--- Start EXTRACTED MATERIAL ---

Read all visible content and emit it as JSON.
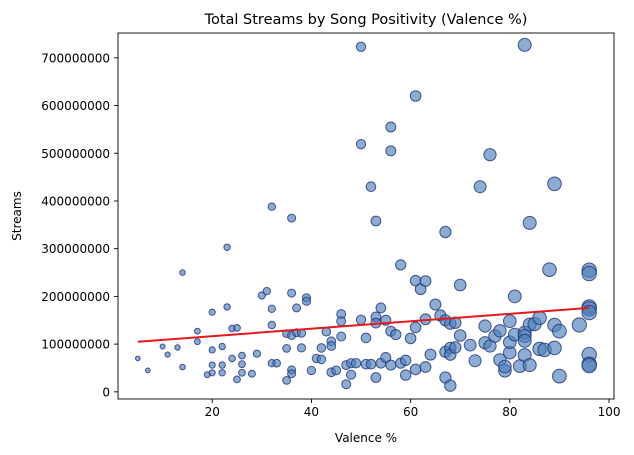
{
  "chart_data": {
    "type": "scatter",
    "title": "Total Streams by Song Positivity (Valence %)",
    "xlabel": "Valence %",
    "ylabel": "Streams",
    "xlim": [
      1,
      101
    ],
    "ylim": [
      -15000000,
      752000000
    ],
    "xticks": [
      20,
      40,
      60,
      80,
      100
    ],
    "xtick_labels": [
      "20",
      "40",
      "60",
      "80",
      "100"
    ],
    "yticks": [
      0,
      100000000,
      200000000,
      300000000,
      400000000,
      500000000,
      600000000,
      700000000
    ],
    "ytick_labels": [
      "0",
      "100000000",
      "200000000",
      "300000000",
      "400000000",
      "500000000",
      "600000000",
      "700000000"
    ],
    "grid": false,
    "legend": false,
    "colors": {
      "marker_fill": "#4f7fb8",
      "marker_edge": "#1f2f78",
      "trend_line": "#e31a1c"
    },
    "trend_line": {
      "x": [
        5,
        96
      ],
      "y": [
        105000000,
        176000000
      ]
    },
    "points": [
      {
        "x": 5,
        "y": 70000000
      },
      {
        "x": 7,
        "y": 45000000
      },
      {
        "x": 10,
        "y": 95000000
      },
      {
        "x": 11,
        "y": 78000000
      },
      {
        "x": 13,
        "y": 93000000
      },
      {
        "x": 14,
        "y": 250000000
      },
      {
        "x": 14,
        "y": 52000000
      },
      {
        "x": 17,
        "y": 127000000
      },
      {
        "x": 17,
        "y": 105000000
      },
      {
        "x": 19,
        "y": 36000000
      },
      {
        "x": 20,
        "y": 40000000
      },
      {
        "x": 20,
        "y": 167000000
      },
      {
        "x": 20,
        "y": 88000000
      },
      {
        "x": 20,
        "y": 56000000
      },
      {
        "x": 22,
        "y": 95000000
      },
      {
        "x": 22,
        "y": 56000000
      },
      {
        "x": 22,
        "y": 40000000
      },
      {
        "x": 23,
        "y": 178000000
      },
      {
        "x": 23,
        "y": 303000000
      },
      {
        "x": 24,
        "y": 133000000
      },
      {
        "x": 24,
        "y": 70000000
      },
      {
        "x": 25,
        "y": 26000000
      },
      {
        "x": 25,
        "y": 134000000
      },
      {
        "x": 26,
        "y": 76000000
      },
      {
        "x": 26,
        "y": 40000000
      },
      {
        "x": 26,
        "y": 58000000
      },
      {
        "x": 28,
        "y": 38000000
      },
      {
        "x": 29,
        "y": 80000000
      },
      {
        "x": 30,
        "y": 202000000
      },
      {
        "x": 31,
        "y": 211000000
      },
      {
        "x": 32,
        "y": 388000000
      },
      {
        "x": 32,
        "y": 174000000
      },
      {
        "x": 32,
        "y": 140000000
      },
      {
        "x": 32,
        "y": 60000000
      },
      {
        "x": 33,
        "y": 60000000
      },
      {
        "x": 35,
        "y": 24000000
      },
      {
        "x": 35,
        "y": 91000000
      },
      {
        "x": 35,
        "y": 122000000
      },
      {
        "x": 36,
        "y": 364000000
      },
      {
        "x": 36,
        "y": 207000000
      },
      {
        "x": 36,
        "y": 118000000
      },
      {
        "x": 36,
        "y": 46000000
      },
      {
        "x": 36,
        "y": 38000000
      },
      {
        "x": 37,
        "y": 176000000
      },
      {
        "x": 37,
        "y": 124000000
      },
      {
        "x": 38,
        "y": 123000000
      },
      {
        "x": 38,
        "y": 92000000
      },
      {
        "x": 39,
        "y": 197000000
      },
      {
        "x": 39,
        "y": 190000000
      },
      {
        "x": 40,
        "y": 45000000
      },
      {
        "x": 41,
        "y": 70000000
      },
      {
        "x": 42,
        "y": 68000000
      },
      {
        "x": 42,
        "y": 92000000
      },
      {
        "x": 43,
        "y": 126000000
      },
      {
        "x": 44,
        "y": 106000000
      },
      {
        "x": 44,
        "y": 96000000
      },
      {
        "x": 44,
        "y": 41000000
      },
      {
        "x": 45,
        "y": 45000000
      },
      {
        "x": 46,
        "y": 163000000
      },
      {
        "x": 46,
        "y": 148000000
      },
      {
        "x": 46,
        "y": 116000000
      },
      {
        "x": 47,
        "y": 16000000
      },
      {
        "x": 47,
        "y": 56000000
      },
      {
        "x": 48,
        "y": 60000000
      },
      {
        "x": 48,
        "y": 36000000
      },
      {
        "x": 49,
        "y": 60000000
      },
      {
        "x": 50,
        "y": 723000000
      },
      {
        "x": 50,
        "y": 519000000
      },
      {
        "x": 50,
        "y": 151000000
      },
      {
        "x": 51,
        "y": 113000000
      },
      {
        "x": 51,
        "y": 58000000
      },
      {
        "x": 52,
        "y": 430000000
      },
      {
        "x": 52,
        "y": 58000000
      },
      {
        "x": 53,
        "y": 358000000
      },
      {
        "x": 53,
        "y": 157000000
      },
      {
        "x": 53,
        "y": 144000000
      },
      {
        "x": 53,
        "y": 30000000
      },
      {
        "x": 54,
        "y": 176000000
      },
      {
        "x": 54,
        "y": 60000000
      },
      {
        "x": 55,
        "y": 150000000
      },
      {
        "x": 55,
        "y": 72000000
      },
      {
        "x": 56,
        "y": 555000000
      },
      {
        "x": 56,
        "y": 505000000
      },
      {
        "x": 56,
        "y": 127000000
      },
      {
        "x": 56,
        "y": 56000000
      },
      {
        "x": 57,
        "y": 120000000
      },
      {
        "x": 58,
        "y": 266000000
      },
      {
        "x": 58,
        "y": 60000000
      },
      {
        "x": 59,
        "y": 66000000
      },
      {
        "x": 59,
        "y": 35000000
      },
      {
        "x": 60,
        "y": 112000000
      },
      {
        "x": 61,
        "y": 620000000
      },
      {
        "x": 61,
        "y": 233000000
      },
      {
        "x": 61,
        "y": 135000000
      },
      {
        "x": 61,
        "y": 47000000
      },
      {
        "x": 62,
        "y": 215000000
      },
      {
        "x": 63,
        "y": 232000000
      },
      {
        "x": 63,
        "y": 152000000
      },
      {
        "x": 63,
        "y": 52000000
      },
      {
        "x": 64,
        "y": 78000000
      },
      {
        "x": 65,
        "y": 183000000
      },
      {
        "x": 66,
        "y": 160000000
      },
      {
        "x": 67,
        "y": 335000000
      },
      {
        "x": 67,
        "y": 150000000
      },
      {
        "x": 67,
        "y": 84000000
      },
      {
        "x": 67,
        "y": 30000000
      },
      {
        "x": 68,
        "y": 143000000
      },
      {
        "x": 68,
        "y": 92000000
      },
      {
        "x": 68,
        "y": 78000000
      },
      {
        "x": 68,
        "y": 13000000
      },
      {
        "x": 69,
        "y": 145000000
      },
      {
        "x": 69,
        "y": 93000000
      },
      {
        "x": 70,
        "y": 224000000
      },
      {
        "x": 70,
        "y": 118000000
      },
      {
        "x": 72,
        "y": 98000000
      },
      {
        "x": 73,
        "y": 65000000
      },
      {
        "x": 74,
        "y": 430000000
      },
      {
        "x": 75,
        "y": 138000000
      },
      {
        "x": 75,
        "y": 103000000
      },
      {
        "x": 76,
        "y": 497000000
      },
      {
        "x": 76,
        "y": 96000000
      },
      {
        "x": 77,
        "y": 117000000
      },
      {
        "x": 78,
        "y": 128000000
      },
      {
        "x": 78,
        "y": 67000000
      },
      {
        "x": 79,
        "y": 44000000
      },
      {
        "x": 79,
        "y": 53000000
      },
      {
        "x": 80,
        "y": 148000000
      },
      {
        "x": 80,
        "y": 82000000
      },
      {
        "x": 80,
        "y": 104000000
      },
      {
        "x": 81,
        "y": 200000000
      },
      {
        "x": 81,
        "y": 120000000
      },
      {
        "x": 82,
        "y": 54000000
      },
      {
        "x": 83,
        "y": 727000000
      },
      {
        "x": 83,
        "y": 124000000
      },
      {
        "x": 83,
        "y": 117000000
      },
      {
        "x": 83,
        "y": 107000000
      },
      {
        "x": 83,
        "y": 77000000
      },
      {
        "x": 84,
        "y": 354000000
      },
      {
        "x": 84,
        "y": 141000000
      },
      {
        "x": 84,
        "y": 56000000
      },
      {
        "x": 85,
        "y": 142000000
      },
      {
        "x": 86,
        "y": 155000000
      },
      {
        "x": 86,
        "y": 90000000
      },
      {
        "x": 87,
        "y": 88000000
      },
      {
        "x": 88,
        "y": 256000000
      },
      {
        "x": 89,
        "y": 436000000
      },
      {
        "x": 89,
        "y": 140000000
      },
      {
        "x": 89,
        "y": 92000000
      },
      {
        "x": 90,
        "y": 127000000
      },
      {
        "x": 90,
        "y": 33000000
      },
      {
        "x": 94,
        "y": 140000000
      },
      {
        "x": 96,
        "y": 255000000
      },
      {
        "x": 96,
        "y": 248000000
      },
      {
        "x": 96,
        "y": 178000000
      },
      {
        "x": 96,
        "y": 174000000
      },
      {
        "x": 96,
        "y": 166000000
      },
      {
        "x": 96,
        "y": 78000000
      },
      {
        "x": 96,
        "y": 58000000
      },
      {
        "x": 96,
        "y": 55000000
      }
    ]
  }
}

--- End EXTRACTED MATERIAL ---
--- Start EXTRACTED MATERIAL ---

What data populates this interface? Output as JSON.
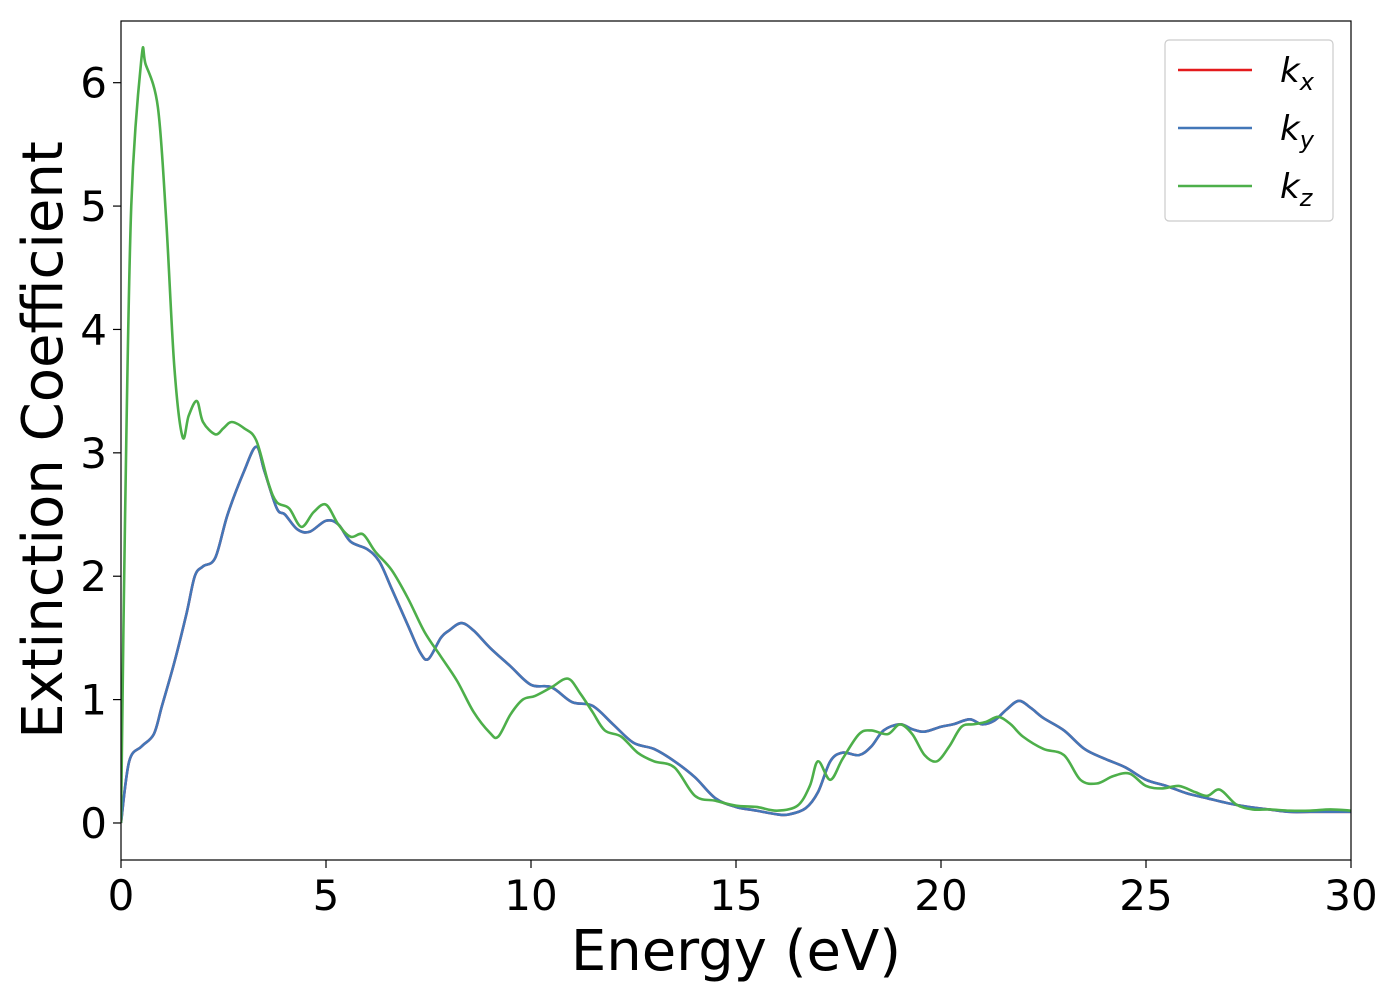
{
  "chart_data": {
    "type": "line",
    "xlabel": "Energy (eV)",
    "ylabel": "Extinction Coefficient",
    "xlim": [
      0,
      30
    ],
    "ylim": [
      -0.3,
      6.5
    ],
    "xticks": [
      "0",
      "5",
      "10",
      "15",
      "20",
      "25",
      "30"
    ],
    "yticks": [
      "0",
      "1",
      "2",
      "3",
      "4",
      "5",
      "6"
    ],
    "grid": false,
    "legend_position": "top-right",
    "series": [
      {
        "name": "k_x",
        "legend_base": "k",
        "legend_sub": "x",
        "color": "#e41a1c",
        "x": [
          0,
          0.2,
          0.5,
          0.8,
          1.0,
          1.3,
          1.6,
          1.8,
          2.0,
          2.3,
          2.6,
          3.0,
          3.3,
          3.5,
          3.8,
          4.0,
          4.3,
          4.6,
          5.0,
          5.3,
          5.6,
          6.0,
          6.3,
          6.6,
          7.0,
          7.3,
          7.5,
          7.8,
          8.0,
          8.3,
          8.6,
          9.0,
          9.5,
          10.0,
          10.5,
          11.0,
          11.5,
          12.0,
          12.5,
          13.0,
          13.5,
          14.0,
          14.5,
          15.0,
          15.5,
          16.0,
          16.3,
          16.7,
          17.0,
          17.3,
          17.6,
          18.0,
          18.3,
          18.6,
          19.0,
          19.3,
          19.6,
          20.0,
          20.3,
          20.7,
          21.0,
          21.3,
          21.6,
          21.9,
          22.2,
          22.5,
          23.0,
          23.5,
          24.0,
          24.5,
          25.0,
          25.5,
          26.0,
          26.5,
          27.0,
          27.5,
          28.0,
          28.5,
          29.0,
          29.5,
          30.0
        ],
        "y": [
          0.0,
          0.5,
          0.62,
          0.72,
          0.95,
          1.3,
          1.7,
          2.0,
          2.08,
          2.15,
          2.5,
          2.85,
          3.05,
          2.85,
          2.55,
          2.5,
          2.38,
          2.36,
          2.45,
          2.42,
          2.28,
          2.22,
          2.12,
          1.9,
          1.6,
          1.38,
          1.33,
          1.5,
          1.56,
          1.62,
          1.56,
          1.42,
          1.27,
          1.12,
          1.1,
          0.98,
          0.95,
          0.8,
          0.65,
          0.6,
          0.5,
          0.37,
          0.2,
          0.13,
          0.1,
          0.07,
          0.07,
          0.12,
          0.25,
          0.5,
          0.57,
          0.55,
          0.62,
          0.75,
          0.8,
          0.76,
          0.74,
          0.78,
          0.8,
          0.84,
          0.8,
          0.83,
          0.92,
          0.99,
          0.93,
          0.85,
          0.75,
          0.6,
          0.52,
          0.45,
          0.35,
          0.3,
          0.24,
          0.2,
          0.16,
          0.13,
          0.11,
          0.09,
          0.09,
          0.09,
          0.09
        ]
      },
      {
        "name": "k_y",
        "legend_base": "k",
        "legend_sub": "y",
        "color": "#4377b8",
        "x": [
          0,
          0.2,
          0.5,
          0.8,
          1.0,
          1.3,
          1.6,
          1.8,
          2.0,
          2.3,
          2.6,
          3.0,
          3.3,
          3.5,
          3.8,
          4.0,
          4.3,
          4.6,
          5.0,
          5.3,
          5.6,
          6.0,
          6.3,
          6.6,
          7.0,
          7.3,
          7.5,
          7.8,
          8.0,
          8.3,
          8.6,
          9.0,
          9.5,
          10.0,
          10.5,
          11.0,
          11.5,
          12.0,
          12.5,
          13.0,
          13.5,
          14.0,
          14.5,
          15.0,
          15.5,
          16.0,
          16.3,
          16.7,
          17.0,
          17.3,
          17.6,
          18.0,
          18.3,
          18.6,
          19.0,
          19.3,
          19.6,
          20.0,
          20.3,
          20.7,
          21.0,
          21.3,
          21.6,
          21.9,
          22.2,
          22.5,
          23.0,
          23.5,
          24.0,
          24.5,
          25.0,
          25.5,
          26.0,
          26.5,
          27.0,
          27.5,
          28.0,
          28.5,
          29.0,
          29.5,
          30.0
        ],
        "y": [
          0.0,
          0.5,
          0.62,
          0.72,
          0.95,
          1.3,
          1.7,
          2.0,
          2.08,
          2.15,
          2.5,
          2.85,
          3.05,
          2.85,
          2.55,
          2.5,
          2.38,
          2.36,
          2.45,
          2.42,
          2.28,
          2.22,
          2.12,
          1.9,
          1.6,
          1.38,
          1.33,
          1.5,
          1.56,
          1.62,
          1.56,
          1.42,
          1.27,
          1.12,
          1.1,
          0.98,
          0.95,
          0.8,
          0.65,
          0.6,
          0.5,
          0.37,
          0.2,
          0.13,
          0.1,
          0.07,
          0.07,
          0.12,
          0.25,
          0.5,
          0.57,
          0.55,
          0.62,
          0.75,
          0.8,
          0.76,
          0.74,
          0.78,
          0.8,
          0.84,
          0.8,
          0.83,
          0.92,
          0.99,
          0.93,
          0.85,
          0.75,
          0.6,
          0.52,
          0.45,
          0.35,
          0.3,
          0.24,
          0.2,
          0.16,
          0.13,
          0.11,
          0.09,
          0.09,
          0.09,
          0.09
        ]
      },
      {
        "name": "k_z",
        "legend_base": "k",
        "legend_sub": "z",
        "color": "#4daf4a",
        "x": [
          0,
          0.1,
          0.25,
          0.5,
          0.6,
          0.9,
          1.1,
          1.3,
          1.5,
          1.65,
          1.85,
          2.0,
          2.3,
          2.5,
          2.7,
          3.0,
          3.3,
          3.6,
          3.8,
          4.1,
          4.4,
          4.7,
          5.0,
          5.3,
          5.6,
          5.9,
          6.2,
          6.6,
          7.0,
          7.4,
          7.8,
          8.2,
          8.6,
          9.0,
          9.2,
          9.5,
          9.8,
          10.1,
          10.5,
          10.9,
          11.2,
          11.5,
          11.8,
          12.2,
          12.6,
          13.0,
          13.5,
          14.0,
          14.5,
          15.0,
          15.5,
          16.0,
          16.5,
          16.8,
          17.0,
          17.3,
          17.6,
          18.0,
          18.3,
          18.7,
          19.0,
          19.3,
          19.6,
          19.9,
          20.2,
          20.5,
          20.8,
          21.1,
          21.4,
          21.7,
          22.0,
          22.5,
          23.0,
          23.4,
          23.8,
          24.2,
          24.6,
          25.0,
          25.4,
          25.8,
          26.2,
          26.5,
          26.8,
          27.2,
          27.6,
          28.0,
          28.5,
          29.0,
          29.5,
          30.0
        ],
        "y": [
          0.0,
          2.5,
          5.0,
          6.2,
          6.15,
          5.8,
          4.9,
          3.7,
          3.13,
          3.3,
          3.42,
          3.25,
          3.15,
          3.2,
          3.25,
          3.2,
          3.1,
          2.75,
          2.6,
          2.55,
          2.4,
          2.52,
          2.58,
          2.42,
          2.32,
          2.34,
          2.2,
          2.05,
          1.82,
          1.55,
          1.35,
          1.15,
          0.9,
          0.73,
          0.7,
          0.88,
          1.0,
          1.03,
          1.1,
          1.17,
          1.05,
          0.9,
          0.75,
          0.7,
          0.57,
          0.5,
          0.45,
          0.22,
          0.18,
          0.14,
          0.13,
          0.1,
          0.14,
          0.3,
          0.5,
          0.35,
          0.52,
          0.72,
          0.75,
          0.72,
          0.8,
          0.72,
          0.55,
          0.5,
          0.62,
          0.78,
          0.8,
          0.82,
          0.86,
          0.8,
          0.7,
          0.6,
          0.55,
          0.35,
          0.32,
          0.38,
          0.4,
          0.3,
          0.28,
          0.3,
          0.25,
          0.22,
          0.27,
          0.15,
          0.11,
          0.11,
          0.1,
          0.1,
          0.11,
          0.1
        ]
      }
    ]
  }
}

--- End EXTRACTED MATERIAL ---
--- Start EXTRACTED MATERIAL ---

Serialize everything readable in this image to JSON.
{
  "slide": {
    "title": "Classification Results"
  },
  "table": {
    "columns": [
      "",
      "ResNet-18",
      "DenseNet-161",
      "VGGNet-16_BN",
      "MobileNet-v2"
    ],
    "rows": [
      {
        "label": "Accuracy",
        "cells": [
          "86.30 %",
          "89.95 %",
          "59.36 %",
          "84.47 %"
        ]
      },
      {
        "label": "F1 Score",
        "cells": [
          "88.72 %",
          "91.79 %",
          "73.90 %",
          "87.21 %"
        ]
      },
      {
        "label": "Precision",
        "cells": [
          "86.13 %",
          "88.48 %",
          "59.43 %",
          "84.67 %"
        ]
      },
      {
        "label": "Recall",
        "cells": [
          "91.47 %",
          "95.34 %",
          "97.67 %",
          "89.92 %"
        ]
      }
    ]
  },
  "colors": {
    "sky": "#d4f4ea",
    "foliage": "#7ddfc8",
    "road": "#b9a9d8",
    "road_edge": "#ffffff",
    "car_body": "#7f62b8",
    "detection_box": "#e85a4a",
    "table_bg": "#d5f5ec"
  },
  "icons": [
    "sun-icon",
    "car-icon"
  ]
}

--- End EXTRACTED MATERIAL ---

▶ [WRITTEN EXERCISE] Search the data for the string "Valence" and copy each line where it appears.

▶ [WRITTEN SOLUTION]
    "title": "Total Streams by Song Positivity (Valence %)",
    "xlabel": "Valence %",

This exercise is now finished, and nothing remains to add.